# Exercise objective
List all lines of the data containing the word "nach".

====== Records provided

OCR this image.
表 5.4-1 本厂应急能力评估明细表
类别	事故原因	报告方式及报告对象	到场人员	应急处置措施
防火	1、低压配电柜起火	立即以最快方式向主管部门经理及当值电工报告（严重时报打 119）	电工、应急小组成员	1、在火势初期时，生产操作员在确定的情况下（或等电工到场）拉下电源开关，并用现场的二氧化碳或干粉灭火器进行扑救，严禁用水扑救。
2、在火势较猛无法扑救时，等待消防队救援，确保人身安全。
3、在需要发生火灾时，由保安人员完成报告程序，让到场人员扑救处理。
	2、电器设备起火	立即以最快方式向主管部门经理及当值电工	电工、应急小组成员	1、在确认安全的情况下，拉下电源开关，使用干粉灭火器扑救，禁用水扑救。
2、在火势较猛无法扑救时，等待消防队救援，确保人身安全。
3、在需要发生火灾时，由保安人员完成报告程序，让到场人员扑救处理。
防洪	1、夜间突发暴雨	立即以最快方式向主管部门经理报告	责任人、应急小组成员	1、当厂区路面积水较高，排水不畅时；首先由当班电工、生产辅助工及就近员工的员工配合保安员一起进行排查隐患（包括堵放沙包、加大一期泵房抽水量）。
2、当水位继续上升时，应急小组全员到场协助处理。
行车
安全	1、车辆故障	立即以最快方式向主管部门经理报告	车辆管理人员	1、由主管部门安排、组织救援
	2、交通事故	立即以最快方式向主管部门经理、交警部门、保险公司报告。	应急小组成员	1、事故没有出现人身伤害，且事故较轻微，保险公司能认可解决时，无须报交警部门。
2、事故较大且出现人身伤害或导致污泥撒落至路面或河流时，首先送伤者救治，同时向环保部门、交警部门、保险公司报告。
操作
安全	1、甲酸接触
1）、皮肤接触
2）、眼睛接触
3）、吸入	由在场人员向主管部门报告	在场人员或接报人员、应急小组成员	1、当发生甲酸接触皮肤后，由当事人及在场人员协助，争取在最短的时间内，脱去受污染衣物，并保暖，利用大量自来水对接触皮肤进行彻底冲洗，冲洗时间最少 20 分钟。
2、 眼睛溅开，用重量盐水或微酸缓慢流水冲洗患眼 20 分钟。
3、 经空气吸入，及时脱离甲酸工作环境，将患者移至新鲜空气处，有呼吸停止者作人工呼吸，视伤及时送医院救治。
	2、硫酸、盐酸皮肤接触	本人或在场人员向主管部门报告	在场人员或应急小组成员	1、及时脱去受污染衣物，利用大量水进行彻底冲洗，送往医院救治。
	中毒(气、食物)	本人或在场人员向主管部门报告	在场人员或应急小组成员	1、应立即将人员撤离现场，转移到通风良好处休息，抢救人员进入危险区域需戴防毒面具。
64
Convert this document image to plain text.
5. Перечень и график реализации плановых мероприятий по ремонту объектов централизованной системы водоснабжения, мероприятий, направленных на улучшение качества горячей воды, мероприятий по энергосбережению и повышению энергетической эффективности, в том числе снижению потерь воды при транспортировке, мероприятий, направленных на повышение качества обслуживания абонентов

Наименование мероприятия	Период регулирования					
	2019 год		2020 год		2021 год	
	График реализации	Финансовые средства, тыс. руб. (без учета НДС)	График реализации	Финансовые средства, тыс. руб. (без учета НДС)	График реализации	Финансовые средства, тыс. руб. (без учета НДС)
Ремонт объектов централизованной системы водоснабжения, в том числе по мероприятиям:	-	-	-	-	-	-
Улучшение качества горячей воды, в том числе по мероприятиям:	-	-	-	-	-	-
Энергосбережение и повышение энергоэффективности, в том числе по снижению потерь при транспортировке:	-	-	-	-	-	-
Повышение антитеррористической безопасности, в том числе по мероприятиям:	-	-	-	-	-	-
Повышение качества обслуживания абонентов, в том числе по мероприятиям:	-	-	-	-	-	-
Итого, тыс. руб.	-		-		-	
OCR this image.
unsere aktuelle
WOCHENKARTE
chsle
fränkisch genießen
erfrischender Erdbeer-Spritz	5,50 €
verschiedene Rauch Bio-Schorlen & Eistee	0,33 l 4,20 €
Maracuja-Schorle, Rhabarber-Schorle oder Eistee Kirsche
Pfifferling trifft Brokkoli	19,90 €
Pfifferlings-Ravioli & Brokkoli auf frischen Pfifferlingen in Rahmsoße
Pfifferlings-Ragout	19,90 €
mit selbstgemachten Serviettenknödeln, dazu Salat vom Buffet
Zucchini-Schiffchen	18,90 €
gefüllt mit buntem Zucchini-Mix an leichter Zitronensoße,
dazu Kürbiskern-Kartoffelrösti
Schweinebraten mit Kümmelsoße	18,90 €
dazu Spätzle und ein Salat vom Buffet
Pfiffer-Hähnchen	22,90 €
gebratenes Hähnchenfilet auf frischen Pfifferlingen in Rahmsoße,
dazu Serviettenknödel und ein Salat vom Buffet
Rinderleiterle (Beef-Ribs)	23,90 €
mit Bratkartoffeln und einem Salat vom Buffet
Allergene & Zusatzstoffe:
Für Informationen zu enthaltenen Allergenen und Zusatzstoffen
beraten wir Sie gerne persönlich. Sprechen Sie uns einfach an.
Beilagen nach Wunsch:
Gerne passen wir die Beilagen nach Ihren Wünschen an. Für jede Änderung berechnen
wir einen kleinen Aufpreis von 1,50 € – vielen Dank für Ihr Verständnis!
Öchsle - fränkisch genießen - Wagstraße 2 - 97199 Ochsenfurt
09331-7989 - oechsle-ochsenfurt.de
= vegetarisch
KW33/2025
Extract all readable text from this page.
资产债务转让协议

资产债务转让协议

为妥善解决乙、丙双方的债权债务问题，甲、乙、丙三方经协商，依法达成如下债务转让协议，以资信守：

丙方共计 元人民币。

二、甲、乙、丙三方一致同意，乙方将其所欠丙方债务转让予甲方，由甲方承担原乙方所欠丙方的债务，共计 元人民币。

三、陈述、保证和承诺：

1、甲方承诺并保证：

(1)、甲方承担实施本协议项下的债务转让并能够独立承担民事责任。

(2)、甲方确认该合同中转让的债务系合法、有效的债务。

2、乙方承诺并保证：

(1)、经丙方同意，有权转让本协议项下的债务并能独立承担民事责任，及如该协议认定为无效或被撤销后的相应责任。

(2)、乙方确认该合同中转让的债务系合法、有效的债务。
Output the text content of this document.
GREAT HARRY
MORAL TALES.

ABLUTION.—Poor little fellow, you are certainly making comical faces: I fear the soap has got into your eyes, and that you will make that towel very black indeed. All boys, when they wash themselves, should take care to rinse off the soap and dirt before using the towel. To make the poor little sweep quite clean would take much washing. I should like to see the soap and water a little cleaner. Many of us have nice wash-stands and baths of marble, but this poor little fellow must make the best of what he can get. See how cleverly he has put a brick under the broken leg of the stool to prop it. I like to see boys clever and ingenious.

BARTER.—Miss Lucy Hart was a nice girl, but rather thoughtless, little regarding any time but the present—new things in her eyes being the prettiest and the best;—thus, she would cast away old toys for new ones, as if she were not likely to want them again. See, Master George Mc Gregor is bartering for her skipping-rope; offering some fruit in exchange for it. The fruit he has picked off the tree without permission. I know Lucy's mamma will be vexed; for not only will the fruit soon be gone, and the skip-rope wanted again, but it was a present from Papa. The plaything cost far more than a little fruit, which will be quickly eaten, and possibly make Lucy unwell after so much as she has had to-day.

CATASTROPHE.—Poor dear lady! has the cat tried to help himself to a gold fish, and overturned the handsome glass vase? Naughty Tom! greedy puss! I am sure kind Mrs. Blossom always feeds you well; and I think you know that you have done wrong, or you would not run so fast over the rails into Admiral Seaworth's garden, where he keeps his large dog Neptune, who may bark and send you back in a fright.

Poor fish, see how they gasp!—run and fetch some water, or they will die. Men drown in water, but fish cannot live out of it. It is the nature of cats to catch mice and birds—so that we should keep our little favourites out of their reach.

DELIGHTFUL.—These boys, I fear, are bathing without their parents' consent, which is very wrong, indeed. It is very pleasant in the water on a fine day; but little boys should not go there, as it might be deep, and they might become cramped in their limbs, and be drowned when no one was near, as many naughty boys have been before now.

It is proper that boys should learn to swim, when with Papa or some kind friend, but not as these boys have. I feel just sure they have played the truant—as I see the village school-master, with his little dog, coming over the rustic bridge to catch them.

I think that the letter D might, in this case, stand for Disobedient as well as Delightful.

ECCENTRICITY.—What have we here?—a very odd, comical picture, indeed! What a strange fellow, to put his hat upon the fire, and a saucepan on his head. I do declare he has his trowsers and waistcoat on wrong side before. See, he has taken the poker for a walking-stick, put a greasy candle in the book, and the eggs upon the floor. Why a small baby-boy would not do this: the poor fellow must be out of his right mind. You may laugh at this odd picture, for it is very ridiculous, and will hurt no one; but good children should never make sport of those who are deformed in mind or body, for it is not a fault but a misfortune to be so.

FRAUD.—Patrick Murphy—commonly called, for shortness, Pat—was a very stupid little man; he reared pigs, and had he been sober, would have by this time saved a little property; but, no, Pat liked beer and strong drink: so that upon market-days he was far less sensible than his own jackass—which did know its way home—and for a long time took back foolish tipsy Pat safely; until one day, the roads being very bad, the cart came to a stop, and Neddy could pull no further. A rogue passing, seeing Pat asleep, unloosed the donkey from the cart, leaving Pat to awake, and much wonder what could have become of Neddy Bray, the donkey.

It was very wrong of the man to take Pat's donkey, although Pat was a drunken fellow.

============

# Result for this exercise
Beilagen nach Wunsch:
Gerne passen wir die Beilagen nach Ihren Wünschen an. Für jede Änderung berechnen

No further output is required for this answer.